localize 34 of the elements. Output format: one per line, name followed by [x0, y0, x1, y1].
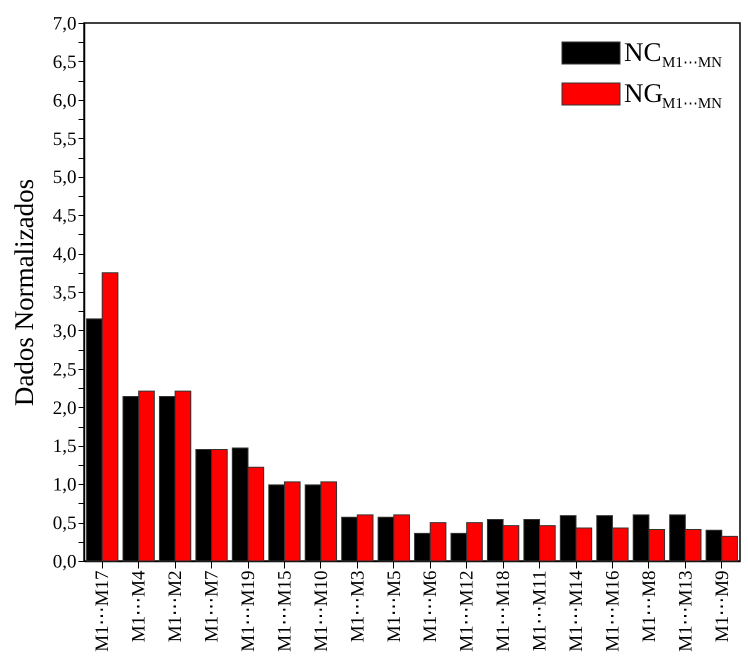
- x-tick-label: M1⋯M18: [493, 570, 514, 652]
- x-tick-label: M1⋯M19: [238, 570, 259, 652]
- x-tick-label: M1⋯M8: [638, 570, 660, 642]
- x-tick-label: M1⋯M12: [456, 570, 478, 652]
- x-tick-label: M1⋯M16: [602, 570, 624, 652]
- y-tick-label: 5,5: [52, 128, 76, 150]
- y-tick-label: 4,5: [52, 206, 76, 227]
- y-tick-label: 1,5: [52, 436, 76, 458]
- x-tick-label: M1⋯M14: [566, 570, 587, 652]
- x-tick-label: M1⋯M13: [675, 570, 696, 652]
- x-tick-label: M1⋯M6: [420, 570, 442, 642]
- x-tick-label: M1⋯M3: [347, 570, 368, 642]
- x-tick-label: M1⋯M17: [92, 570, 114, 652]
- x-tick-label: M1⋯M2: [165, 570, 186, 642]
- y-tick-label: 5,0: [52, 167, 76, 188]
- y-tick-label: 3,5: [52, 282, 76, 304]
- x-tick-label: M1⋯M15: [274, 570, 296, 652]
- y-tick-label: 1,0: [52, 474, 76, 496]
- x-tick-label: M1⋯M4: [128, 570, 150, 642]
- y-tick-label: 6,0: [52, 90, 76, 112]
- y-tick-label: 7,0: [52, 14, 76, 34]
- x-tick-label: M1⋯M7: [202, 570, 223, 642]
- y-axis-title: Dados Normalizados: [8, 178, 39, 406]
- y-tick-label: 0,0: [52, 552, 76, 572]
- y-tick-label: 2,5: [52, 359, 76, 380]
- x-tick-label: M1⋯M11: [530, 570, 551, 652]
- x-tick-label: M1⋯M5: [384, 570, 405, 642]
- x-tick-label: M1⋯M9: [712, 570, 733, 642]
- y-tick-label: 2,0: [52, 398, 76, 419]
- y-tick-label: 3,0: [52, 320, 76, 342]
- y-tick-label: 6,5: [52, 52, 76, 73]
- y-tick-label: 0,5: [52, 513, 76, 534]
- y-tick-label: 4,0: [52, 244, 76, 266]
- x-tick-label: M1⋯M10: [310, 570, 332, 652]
------
→ Stated task: Copy the listing word for word, starting at the line that contains "- x-tick-label: M1⋯M18: [493, 570, 514, 652]" and going on through its final line.

→ Reply:
- x-tick-label: M1⋯M18: [493, 570, 514, 652]
- x-tick-label: M1⋯M19: [238, 570, 259, 652]
- x-tick-label: M1⋯M8: [638, 570, 660, 642]
- x-tick-label: M1⋯M12: [456, 570, 478, 652]
- x-tick-label: M1⋯M16: [602, 570, 624, 652]
- y-tick-label: 5,5: [52, 128, 76, 150]
- y-tick-label: 4,5: [52, 206, 76, 227]
- y-tick-label: 1,5: [52, 436, 76, 458]
- x-tick-label: M1⋯M14: [566, 570, 587, 652]
- x-tick-label: M1⋯M13: [675, 570, 696, 652]
- x-tick-label: M1⋯M6: [420, 570, 442, 642]
- x-tick-label: M1⋯M3: [347, 570, 368, 642]
- x-tick-label: M1⋯M17: [92, 570, 114, 652]
- x-tick-label: M1⋯M2: [165, 570, 186, 642]
- y-tick-label: 5,0: [52, 167, 76, 188]
- y-tick-label: 3,5: [52, 282, 76, 304]
- x-tick-label: M1⋯M15: [274, 570, 296, 652]
- y-tick-label: 1,0: [52, 474, 76, 496]
- x-tick-label: M1⋯M4: [128, 570, 150, 642]
- y-tick-label: 6,0: [52, 90, 76, 112]
- y-tick-label: 7,0: [52, 14, 76, 34]
- x-tick-label: M1⋯M7: [202, 570, 223, 642]
- y-axis-title: Dados Normalizados: [8, 178, 39, 406]
- y-tick-label: 0,0: [52, 552, 76, 572]
- y-tick-label: 2,5: [52, 359, 76, 380]
- x-tick-label: M1⋯M11: [530, 570, 551, 652]
- x-tick-label: M1⋯M5: [384, 570, 405, 642]
- x-tick-label: M1⋯M9: [712, 570, 733, 642]
- y-tick-label: 2,0: [52, 398, 76, 419]
- y-tick-label: 3,0: [52, 320, 76, 342]
- y-tick-label: 6,5: [52, 52, 76, 73]
- y-tick-label: 0,5: [52, 513, 76, 534]
- y-tick-label: 4,0: [52, 244, 76, 266]
- x-tick-label: M1⋯M10: [310, 570, 332, 652]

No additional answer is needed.